------ DATASET

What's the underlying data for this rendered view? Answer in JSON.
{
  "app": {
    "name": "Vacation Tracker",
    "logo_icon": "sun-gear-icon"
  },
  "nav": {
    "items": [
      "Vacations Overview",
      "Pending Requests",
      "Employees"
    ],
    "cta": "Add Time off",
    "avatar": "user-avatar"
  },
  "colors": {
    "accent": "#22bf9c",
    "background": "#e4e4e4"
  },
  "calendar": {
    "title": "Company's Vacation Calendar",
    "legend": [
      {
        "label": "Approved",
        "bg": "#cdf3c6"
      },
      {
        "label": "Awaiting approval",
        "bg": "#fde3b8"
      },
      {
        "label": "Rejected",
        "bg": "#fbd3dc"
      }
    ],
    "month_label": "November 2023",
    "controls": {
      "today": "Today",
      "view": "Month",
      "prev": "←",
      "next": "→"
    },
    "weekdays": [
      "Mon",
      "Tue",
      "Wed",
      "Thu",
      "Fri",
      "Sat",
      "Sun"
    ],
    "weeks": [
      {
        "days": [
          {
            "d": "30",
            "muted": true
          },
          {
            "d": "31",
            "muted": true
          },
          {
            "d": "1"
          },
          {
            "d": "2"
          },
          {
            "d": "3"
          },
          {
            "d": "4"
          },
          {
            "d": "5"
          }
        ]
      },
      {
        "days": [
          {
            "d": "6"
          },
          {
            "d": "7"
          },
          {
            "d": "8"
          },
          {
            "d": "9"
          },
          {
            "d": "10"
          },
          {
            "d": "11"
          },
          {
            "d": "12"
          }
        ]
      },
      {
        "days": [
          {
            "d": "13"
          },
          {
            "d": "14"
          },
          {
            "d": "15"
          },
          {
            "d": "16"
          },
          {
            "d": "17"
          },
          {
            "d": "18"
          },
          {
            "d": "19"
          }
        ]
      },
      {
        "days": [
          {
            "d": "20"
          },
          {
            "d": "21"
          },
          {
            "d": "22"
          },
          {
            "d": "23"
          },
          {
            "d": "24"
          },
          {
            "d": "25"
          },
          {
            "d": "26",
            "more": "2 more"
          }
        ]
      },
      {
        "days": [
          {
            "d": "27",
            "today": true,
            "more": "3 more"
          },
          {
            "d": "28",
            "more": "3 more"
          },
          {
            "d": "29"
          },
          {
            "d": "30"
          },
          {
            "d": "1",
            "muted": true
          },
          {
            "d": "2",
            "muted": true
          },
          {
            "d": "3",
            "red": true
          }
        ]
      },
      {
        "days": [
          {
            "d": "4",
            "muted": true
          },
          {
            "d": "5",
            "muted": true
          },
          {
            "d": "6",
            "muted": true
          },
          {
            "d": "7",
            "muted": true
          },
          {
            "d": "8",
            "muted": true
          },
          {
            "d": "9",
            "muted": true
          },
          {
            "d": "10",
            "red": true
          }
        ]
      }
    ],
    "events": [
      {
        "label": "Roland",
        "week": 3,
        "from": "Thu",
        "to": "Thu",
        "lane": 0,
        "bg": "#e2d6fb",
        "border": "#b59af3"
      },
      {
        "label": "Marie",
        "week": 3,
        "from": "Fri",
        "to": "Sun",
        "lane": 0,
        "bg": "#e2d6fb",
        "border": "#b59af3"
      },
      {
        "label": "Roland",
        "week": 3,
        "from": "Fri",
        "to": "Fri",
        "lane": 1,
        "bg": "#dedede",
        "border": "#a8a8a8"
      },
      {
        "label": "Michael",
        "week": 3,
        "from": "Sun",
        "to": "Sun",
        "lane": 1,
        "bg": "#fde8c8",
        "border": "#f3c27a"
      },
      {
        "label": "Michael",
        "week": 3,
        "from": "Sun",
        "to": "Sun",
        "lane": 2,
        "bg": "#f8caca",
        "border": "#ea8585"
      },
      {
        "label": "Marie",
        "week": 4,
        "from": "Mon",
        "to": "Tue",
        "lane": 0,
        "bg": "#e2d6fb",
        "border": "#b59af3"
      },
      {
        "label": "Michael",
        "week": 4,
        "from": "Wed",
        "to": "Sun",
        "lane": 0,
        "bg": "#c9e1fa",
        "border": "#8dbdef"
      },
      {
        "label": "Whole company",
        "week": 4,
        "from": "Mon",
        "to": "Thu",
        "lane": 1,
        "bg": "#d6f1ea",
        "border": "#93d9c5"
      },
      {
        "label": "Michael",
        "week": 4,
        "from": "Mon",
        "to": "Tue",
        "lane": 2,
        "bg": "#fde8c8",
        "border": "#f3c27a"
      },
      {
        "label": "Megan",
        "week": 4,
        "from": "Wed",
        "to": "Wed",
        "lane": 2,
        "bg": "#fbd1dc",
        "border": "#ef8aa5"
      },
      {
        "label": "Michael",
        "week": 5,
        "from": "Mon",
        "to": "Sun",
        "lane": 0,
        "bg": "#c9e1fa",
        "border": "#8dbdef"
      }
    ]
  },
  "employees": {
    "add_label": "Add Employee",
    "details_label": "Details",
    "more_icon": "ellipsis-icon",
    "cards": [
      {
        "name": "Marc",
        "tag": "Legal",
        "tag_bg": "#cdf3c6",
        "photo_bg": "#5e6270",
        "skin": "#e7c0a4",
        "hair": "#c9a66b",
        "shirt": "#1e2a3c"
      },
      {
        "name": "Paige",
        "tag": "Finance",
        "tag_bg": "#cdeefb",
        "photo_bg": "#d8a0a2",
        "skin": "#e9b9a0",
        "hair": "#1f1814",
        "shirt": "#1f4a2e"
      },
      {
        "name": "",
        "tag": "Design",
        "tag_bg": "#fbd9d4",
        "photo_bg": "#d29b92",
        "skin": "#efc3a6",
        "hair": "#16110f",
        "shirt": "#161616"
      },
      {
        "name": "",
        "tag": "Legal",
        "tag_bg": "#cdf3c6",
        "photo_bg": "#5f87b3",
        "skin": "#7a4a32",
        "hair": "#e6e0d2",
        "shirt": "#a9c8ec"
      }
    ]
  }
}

------------

Take the entries and copy them out exactly.

■ PROBLEM SOLUTION
What's the underlying data for this rendered view? Answer in JSON.
{
  "app": {
    "name": "Vacation Tracker",
    "logo_icon": "sun-gear-icon"
  },
  "nav": {
    "items": [
      "Vacations Overview",
      "Pending Requests",
      "Employees"
    ],
    "cta": "Add Time off",
    "avatar": "user-avatar"
  },
  "colors": {
    "accent": "#22bf9c",
    "background": "#e4e4e4"
  },
  "calendar": {
    "title": "Company's Vacation Calendar",
    "legend": [
      {
        "label": "Approved",
        "bg": "#cdf3c6"
      },
      {
        "label": "Awaiting approval",
        "bg": "#fde3b8"
      },
      {
        "label": "Rejected",
        "bg": "#fbd3dc"
      }
    ],
    "month_label": "November 2023",
    "controls": {
      "today": "Today",
      "view": "Month",
      "prev": "←",
      "next": "→"
    },
    "weekdays": [
      "Mon",
      "Tue",
      "Wed",
      "Thu",
      "Fri",
      "Sat",
      "Sun"
    ],
    "weeks": [
      {
        "days": [
          {
            "d": "30",
            "muted": true
          },
          {
            "d": "31",
            "muted": true
          },
          {
            "d": "1"
          },
          {
            "d": "2"
          },
          {
            "d": "3"
          },
          {
            "d": "4"
          },
          {
            "d": "5"
          }
        ]
      },
      {
        "days": [
          {
            "d": "6"
          },
          {
            "d": "7"
          },
          {
            "d": "8"
          },
          {
            "d": "9"
          },
          {
            "d": "10"
          },
          {
            "d": "11"
          },
          {
            "d": "12"
          }
        ]
      },
      {
        "days": [
          {
            "d": "13"
          },
          {
            "d": "14"
          },
          {
            "d": "15"
          },
          {
            "d": "16"
          },
          {
            "d": "17"
          },
          {
            "d": "18"
          },
          {
            "d": "19"
          }
        ]
      },
      {
        "days": [
          {
            "d": "20"
          },
          {
            "d": "21"
          },
          {
            "d": "22"
          },
          {
            "d": "23"
          },
          {
            "d": "24"
          },
          {
            "d": "25"
          },
          {
            "d": "26",
            "more": "2 more"
          }
        ]
      },
      {
        "days": [
          {
            "d": "27",
            "today": true,
            "more": "3 more"
          },
          {
            "d": "28",
            "more": "3 more"
          },
          {
            "d": "29"
          },
          {
            "d": "30"
          },
          {
            "d": "1",
            "muted": true
          },
          {
            "d": "2",
            "muted": true
          },
          {
            "d": "3",
            "red": true
          }
        ]
      },
      {
        "days": [
          {
            "d": "4",
            "muted": true
          },
          {
            "d": "5",
            "muted": true
          },
          {
            "d": "6",
            "muted": true
          },
          {
            "d": "7",
            "muted": true
          },
          {
            "d": "8",
            "muted": true
          },
          {
            "d": "9",
            "muted": true
          },
          {
            "d": "10",
            "red": true
          }
        ]
      }
    ],
    "events": [
      {
        "label": "Roland",
        "week": 3,
        "from": "Thu",
        "to": "Thu",
        "lane": 0,
        "bg": "#e2d6fb",
        "border": "#b59af3"
      },
      {
        "label": "Marie",
        "week": 3,
        "from": "Fri",
        "to": "Sun",
        "lane": 0,
        "bg": "#e2d6fb",
        "border": "#b59af3"
      },
      {
        "label": "Roland",
        "week": 3,
        "from": "Fri",
        "to": "Fri",
        "lane": 1,
        "bg": "#dedede",
        "border": "#a8a8a8"
      },
      {
        "label": "Michael",
        "week": 3,
        "from": "Sun",
        "to": "Sun",
        "lane": 1,
        "bg": "#fde8c8",
        "border": "#f3c27a"
      },
      {
        "label": "Michael",
        "week": 3,
        "from": "Sun",
        "to": "Sun",
        "lane": 2,
        "bg": "#f8caca",
        "border": "#ea8585"
      },
      {
        "label": "Marie",
        "week": 4,
        "from": "Mon",
        "to": "Tue",
        "lane": 0,
        "bg": "#e2d6fb",
        "border": "#b59af3"
      },
      {
        "label": "Michael",
        "week": 4,
        "from": "Wed",
        "to": "Sun",
        "lane": 0,
        "bg": "#c9e1fa",
        "border": "#8dbdef"
      },
      {
        "label": "Whole company",
        "week": 4,
        "from": "Mon",
        "to": "Thu",
        "lane": 1,
        "bg": "#d6f1ea",
        "border": "#93d9c5"
      },
      {
        "label": "Michael",
        "week": 4,
        "from": "Mon",
        "to": "Tue",
        "lane": 2,
        "bg": "#fde8c8",
        "border": "#f3c27a"
      },
      {
        "label": "Megan",
        "week": 4,
        "from": "Wed",
        "to": "Wed",
        "lane": 2,
        "bg": "#fbd1dc",
        "border": "#ef8aa5"
      },
      {
        "label": "Michael",
        "week": 5,
        "from": "Mon",
        "to": "Sun",
        "lane": 0,
        "bg": "#c9e1fa",
        "border": "#8dbdef"
      }
    ]
  },
  "employees": {
    "add_label": "Add Employee",
    "details_label": "Details",
    "more_icon": "ellipsis-icon",
    "cards": [
      {
        "name": "Marc",
        "tag": "Legal",
        "tag_bg": "#cdf3c6",
        "photo_bg": "#5e6270",
        "skin": "#e7c0a4",
        "hair": "#c9a66b",
        "shirt": "#1e2a3c"
      },
      {
        "name": "Paige",
        "tag": "Finance",
        "tag_bg": "#cdeefb",
        "photo_bg": "#d8a0a2",
        "skin": "#e9b9a0",
        "hair": "#1f1814",
        "shirt": "#1f4a2e"
      },
      {
        "name": "",
        "tag": "Design",
        "tag_bg": "#fbd9d4",
        "photo_bg": "#d29b92",
        "skin": "#efc3a6",
        "hair": "#16110f",
        "shirt": "#161616"
      },
      {
        "name": "",
        "tag": "Legal",
        "tag_bg": "#cdf3c6",
        "photo_bg": "#5f87b3",
        "skin": "#7a4a32",
        "hair": "#e6e0d2",
        "shirt": "#a9c8ec"
      }
    ]
  }
}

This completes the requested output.